Exercise description: Convert every line of the rows into a JSON list of strings, one string per line, and leave out any blank lines.

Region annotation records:
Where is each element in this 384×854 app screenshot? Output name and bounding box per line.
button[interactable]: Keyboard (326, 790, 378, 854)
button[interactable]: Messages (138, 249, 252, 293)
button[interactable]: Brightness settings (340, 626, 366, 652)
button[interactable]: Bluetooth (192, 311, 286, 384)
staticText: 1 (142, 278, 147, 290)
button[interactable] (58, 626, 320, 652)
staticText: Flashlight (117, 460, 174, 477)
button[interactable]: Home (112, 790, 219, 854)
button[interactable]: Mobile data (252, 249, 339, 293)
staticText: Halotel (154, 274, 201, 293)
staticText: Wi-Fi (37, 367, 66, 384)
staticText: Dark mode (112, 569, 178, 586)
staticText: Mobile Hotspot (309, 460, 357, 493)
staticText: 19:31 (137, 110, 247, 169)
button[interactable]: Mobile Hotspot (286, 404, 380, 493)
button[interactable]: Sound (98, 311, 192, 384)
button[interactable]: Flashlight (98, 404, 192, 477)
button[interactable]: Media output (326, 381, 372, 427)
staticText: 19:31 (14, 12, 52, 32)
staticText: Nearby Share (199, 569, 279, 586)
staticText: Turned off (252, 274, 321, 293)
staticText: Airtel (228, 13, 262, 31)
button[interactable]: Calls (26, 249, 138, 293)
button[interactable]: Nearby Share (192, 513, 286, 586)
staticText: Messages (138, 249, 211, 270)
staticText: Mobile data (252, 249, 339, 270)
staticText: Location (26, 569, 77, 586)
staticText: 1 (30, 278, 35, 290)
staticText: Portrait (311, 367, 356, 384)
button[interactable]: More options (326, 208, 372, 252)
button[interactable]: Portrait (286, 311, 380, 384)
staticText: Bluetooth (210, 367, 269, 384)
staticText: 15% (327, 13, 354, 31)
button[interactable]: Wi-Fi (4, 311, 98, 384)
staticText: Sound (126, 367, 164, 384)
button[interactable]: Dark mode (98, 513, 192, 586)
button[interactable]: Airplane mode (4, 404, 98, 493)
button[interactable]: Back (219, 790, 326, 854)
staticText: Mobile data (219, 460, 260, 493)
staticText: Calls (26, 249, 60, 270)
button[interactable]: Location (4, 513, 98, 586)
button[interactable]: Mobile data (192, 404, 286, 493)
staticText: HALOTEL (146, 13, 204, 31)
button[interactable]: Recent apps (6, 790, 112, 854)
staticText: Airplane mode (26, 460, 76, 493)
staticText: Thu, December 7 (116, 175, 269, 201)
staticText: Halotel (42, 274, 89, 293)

Solution to the exercise:
[
  "Where is each element in this 384×854 app screenshot? Output name and bounding box per line.",
  "button[interactable]: Keyboard (326, 790, 378, 854)",
  "button[interactable]: Messages (138, 249, 252, 293)",
  "button[interactable]: Brightness settings (340, 626, 366, 652)",
  "button[interactable]: Bluetooth (192, 311, 286, 384)",
  "staticText: 1 (142, 278, 147, 290)",
  "button[interactable] (58, 626, 320, 652)",
  "staticText: Flashlight (117, 460, 174, 477)",
  "button[interactable]: Home (112, 790, 219, 854)",
  "button[interactable]: Mobile data (252, 249, 339, 293)",
  "staticText: Halotel (154, 274, 201, 293)",
  "staticText: Wi-Fi (37, 367, 66, 384)",
  "staticText: Dark mode (112, 569, 178, 586)",
  "staticText: Mobile Hotspot (309, 460, 357, 493)",
  "staticText: 19:31 (137, 110, 247, 169)",
  "button[interactable]: Mobile Hotspot (286, 404, 380, 493)",
  "button[interactable]: Sound (98, 311, 192, 384)",
  "button[interactable]: Flashlight (98, 404, 192, 477)",
  "button[interactable]: Media output (326, 381, 372, 427)",
  "staticText: 19:31 (14, 12, 52, 32)",
  "staticText: Nearby Share (199, 569, 279, 586)",
  "staticText: Turned off (252, 274, 321, 293)",
  "staticText: Airtel (228, 13, 262, 31)",
  "button[interactable]: Calls (26, 249, 138, 293)",
  "button[interactable]: Nearby Share (192, 513, 286, 586)",
  "staticText: Messages (138, 249, 211, 270)",
  "staticText: Mobile data (252, 249, 339, 270)",
  "staticText: Location (26, 569, 77, 586)",
  "staticText: 1 (30, 278, 35, 290)",
  "staticText: Portrait (311, 367, 356, 384)",
  "button[interactable]: More options (326, 208, 372, 252)",
  "button[interactable]: Portrait (286, 311, 380, 384)",
  "staticText: Bluetooth (210, 367, 269, 384)",
  "staticText: 15% (327, 13, 354, 31)",
  "button[interactable]: Wi-Fi (4, 311, 98, 384)",
  "staticText: Sound (126, 367, 164, 384)",
  "button[interactable]: Dark mode (98, 513, 192, 586)",
  "button[interactable]: Airplane mode (4, 404, 98, 493)",
  "button[interactable]: Back (219, 790, 326, 854)",
  "staticText: Mobile data (219, 460, 260, 493)",
  "staticText: Calls (26, 249, 60, 270)",
  "button[interactable]: Location (4, 513, 98, 586)",
  "button[interactable]: Mobile data (192, 404, 286, 493)",
  "staticText: HALOTEL (146, 13, 204, 31)",
  "button[interactable]: Recent apps (6, 790, 112, 854)",
  "staticText: Airplane mode (26, 460, 76, 493)",
  "staticText: Thu, December 7 (116, 175, 269, 201)",
  "staticText: Halotel (42, 274, 89, 293)"
]